André Gunder Frank – A genial trajetória de um intelectual anti-acadêmico.

Por Nildo Ouriques – Economista/OLA/UFSC
07/06/2005 – Para a geração que freqüentou as universidades no início dos anos oitenta e descobriu a importância da praxis política, André Gunder Frank era um nome que sempre aparecia como sinônimo de polêmica. Demorei a perceber que aquele adjetivo era a forma como o pensamento dominante tentava bloquear o conhecimento de um autor tão decisivo para as ciências sociais latino-americanas quanto indispensável para a juventude. A maior parte de suas obras não estavam, como ainda não estão, disponíveis em português, de tal forma que se tratava de um autor consagrado internacionalmente, bastante conhecido nos países de fala hispânica, e no Brasil, muito comentado, mas pouco lido.

- **INSTRUÇÕES E REQUISITOS**: Reescreva o trecho entre "André Gunder Frank –" e "mas pouco lido.", inclusive, substituindo "polêmica" por "controvérsia". Baseie-se somente no trecho.

Parte de um arquivo de dados
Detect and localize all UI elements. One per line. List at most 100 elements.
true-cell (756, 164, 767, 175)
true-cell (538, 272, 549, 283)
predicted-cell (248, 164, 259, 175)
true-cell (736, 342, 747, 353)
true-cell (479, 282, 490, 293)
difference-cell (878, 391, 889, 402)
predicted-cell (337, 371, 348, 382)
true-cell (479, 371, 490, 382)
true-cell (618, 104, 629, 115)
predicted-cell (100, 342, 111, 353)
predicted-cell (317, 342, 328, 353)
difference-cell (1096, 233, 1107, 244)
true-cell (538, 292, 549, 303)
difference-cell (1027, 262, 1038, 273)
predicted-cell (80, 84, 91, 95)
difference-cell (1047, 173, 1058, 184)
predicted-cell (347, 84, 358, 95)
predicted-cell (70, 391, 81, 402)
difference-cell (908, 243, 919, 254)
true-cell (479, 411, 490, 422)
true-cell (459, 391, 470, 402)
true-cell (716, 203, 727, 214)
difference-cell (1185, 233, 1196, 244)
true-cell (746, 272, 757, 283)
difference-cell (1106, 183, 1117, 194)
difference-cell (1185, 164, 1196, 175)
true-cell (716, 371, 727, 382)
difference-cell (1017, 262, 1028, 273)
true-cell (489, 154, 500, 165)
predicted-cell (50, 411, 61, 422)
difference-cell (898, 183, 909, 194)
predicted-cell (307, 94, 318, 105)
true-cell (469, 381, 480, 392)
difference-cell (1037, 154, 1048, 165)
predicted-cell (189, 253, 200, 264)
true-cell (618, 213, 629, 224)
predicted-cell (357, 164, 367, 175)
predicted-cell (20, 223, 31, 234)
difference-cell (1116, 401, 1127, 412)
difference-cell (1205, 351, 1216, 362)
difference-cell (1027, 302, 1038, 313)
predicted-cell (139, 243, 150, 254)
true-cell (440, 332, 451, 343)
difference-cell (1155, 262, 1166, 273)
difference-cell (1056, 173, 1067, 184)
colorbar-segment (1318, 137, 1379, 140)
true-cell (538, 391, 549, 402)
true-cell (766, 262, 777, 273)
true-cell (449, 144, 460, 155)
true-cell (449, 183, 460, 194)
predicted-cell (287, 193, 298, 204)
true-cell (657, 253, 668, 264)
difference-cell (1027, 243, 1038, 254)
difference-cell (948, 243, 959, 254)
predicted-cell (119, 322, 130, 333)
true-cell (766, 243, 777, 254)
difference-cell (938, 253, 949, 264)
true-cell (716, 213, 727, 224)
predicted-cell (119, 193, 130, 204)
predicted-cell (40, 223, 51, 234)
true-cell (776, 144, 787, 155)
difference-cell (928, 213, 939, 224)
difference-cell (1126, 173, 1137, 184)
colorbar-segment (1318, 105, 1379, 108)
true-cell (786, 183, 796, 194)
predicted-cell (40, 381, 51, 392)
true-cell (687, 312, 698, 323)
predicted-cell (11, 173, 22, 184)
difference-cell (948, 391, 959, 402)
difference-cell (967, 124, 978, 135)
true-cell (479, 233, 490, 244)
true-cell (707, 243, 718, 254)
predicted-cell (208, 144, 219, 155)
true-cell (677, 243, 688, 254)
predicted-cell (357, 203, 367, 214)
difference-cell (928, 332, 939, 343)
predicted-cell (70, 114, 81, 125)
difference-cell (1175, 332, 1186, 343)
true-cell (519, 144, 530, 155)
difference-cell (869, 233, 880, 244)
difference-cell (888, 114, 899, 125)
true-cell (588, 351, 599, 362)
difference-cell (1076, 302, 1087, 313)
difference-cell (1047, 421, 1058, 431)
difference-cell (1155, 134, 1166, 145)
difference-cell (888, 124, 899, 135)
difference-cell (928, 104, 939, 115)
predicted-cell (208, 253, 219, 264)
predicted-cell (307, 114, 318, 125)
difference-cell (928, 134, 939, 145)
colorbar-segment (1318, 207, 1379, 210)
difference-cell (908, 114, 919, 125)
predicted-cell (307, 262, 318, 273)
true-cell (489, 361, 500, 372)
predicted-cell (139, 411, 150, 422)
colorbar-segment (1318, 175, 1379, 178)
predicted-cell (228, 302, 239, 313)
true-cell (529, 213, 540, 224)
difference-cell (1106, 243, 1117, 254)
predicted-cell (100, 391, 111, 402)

- **RESPOSTA CORRETA**:
André Gunder Frank – A genial trajetória de um intelectual anti-acadêmico.

Por Nildo Ouriques – Economista/OLA/UFSC
07/06/2005 – Para a geração que freqüentou as universidades no início dos anos oitenta e descobriu a importância da praxis política, André Gunder Frank era um nome que sempre aparecia como sinônimo de controvérsia. Demorei a perceber que aquele adjetivo era a forma como o pensamento dominante tentava bloquear o conhecimento de um autor tão decisivo para as ciências sociais latino-americanas quanto indispensável para a juventude. A maior parte de suas obras não estavam, como ainda não estão, disponíveis em português, de tal forma que se tratava de um autor consagrado internacionalmente, bastante conhecido nos países de fala hispânica, e no Brasil, muito comentado, mas pouco lido.